▸ Dataset excerpts:

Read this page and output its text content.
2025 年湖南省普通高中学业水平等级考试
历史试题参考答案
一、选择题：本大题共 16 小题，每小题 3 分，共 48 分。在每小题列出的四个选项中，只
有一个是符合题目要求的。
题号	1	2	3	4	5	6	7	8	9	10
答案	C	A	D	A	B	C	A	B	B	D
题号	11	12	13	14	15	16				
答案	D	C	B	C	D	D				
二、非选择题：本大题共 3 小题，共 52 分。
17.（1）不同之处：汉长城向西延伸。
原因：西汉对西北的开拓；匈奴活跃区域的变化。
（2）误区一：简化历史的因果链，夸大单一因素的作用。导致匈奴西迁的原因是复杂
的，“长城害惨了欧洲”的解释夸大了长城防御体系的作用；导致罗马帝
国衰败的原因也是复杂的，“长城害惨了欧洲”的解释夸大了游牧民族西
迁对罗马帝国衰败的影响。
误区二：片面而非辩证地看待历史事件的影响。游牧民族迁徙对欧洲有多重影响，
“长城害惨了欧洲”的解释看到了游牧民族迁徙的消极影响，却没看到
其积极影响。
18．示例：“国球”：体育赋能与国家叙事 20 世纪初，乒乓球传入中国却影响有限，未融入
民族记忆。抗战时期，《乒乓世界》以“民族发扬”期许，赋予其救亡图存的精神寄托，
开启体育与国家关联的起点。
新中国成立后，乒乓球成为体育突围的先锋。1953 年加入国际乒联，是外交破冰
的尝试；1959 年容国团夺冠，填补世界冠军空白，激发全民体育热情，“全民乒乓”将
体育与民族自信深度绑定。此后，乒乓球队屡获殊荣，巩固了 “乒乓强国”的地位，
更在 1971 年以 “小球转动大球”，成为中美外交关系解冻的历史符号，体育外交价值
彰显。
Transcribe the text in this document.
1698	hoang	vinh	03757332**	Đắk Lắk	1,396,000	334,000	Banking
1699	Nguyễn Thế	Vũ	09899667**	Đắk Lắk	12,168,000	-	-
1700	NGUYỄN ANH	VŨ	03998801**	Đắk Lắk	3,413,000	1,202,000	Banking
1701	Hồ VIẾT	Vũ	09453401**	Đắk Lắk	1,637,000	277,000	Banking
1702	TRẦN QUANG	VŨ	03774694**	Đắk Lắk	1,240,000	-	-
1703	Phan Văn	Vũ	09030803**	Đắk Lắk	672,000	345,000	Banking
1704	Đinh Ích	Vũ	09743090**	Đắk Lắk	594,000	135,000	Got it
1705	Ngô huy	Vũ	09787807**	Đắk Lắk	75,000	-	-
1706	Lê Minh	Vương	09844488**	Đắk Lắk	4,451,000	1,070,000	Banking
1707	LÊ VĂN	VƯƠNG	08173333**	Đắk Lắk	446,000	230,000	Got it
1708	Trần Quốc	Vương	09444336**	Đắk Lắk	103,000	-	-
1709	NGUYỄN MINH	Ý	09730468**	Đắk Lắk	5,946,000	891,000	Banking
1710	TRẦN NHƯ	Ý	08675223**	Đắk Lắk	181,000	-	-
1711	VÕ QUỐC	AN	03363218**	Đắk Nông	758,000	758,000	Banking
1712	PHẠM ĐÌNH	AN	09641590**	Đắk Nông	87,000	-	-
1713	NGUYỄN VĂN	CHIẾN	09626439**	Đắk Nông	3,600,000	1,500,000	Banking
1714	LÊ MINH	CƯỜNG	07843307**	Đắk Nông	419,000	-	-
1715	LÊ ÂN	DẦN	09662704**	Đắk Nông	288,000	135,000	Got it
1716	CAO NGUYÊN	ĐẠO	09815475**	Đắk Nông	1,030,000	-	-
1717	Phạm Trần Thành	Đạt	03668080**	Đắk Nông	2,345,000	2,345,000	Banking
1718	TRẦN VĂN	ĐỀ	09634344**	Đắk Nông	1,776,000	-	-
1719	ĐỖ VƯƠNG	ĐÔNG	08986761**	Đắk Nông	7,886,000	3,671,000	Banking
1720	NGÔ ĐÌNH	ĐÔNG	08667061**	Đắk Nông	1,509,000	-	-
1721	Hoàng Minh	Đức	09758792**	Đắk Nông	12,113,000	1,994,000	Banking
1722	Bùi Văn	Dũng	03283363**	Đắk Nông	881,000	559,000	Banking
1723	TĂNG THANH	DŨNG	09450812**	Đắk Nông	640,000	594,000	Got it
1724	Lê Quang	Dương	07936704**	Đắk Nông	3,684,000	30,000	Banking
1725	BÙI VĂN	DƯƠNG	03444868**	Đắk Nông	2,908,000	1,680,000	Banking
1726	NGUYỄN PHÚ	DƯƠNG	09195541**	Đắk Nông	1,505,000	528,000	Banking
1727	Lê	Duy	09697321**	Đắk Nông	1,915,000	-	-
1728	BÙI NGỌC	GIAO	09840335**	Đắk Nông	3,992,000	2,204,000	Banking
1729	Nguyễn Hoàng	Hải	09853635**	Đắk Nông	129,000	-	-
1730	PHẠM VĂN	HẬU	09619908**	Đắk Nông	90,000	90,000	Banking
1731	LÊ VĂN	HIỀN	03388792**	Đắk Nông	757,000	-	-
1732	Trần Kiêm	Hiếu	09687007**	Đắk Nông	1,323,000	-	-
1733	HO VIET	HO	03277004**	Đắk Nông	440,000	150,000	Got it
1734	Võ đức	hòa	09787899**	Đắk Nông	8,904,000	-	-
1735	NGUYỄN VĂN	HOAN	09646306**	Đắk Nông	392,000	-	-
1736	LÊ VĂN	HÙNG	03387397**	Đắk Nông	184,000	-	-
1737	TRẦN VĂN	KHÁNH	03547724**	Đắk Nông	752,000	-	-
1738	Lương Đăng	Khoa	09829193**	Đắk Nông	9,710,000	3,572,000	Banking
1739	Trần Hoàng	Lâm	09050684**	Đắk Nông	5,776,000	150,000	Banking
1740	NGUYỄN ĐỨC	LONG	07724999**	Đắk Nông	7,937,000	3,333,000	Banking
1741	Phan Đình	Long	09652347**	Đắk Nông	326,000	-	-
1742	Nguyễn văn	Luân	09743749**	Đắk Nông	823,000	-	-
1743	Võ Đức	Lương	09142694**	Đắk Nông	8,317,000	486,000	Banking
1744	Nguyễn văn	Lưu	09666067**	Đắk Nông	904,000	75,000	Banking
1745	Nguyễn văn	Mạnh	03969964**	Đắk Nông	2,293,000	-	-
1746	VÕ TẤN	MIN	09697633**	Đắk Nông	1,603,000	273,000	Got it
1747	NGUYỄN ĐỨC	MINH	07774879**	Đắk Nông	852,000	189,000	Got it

▸ Written instruction:
Restate each record exactly as written.

▸ The output:
Read this page and output its text content.
2025 年湖南省普通高中学业水平等级考试
历史试题参考答案
一、选择题：本大题共 16 小题，每小题 3 分，共 48 分。在每小题列出的四个选项中，只
有一个是符合题目要求的。
题号	1	2	3	4	5	6	7	8	9	10
答案	C	A	D	A	B	C	A	B	B	D
题号	11	12	13	14	15	16				
答案	D	C	B	C	D	D				
二、非选择题：本大题共 3 小题，共 52 分。
17.（1）不同之处：汉长城向西延伸。
原因：西汉对西北的开拓；匈奴活跃区域的变化。
（2）误区一：简化历史的因果链，夸大单一因素的作用。导致匈奴西迁的原因是复杂
的，“长城害惨了欧洲”的解释夸大了长城防御体系的作用；导致罗马帝
国衰败的原因也是复杂的，“长城害惨了欧洲”的解释夸大了游牧民族西
迁对罗马帝国衰败的影响。
误区二：片面而非辩证地看待历史事件的影响。游牧民族迁徙对欧洲有多重影响，
“长城害惨了欧洲”的解释看到了游牧民族迁徙的消极影响，却没看到
其积极影响。
18．示例：“国球”：体育赋能与国家叙事 20 世纪初，乒乓球传入中国却影响有限，未融入
民族记忆。抗战时期，《乒乓世界》以“民族发扬”期许，赋予其救亡图存的精神寄托，
开启体育与国家关联的起点。
新中国成立后，乒乓球成为体育突围的先锋。1953 年加入国际乒联，是外交破冰
的尝试；1959 年容国团夺冠，填补世界冠军空白，激发全民体育热情，“全民乒乓”将
体育与民族自信深度绑定。此后，乒乓球队屡获殊荣，巩固了 “乒乓强国”的地位，
更在 1971 年以 “小球转动大球”，成为中美外交关系解冻的历史符号，体育外交价值
彰显。
Transcribe the text in this document.
1698	hoang	vinh	03757332**	Đắk Lắk	1,396,000	334,000	Banking
1699	Nguyễn Thế	Vũ	09899667**	Đắk Lắk	12,168,000	-	-
1700	NGUYỄN ANH	VŨ	03998801**	Đắk Lắk	3,413,000	1,202,000	Banking
1701	Hồ VIẾT	Vũ	09453401**	Đắk Lắk	1,637,000	277,000	Banking
1702	TRẦN QUANG	VŨ	03774694**	Đắk Lắk	1,240,000	-	-
1703	Phan Văn	Vũ	09030803**	Đắk Lắk	672,000	345,000	Banking
1704	Đinh Ích	Vũ	09743090**	Đắk Lắk	594,000	135,000	Got it
1705	Ngô huy	Vũ	09787807**	Đắk Lắk	75,000	-	-
1706	Lê Minh	Vương	09844488**	Đắk Lắk	4,451,000	1,070,000	Banking
1707	LÊ VĂN	VƯƠNG	08173333**	Đắk Lắk	446,000	230,000	Got it
1708	Trần Quốc	Vương	09444336**	Đắk Lắk	103,000	-	-
1709	NGUYỄN MINH	Ý	09730468**	Đắk Lắk	5,946,000	891,000	Banking
1710	TRẦN NHƯ	Ý	08675223**	Đắk Lắk	181,000	-	-
1711	VÕ QUỐC	AN	03363218**	Đắk Nông	758,000	758,000	Banking
1712	PHẠM ĐÌNH	AN	09641590**	Đắk Nông	87,000	-	-
1713	NGUYỄN VĂN	CHIẾN	09626439**	Đắk Nông	3,600,000	1,500,000	Banking
1714	LÊ MINH	CƯỜNG	07843307**	Đắk Nông	419,000	-	-
1715	LÊ ÂN	DẦN	09662704**	Đắk Nông	288,000	135,000	Got it
1716	CAO NGUYÊN	ĐẠO	09815475**	Đắk Nông	1,030,000	-	-
1717	Phạm Trần Thành	Đạt	03668080**	Đắk Nông	2,345,000	2,345,000	Banking
1718	TRẦN VĂN	ĐỀ	09634344**	Đắk Nông	1,776,000	-	-
1719	ĐỖ VƯƠNG	ĐÔNG	08986761**	Đắk Nông	7,886,000	3,671,000	Banking
1720	NGÔ ĐÌNH	ĐÔNG	08667061**	Đắk Nông	1,509,000	-	-
1721	Hoàng Minh	Đức	09758792**	Đắk Nông	12,113,000	1,994,000	Banking
1722	Bùi Văn	Dũng	03283363**	Đắk Nông	881,000	559,000	Banking
1723	TĂNG THANH	DŨNG	09450812**	Đắk Nông	640,000	594,000	Got it
1724	Lê Quang	Dương	07936704**	Đắk Nông	3,684,000	30,000	Banking
1725	BÙI VĂN	DƯƠNG	03444868**	Đắk Nông	2,908,000	1,680,000	Banking
1726	NGUYỄN PHÚ	DƯƠNG	09195541**	Đắk Nông	1,505,000	528,000	Banking
1727	Lê	Duy	09697321**	Đắk Nông	1,915,000	-	-
1728	BÙI NGỌC	GIAO	09840335**	Đắk Nông	3,992,000	2,204,000	Banking
1729	Nguyễn Hoàng	Hải	09853635**	Đắk Nông	129,000	-	-
1730	PHẠM VĂN	HẬU	09619908**	Đắk Nông	90,000	90,000	Banking
1731	LÊ VĂN	HIỀN	03388792**	Đắk Nông	757,000	-	-
1732	Trần Kiêm	Hiếu	09687007**	Đắk Nông	1,323,000	-	-
1733	HO VIET	HO	03277004**	Đắk Nông	440,000	150,000	Got it
1734	Võ đức	hòa	09787899**	Đắk Nông	8,904,000	-	-
1735	NGUYỄN VĂN	HOAN	09646306**	Đắk Nông	392,000	-	-
1736	LÊ VĂN	HÙNG	03387397**	Đắk Nông	184,000	-	-
1737	TRẦN VĂN	KHÁNH	03547724**	Đắk Nông	752,000	-	-
1738	Lương Đăng	Khoa	09829193**	Đắk Nông	9,710,000	3,572,000	Banking
1739	Trần Hoàng	Lâm	09050684**	Đắk Nông	5,776,000	150,000	Banking
1740	NGUYỄN ĐỨC	LONG	07724999**	Đắk Nông	7,937,000	3,333,000	Banking
1741	Phan Đình	Long	09652347**	Đắk Nông	326,000	-	-
1742	Nguyễn văn	Luân	09743749**	Đắk Nông	823,000	-	-
1743	Võ Đức	Lương	09142694**	Đắk Nông	8,317,000	486,000	Banking
1744	Nguyễn văn	Lưu	09666067**	Đắk Nông	904,000	75,000	Banking
1745	Nguyễn văn	Mạnh	03969964**	Đắk Nông	2,293,000	-	-
1746	VÕ TẤN	MIN	09697633**	Đắk Nông	1,603,000	273,000	Got it
1747	NGUYỄN ĐỨC	MINH	07774879**	Đắk Nông	852,000	189,000	Got it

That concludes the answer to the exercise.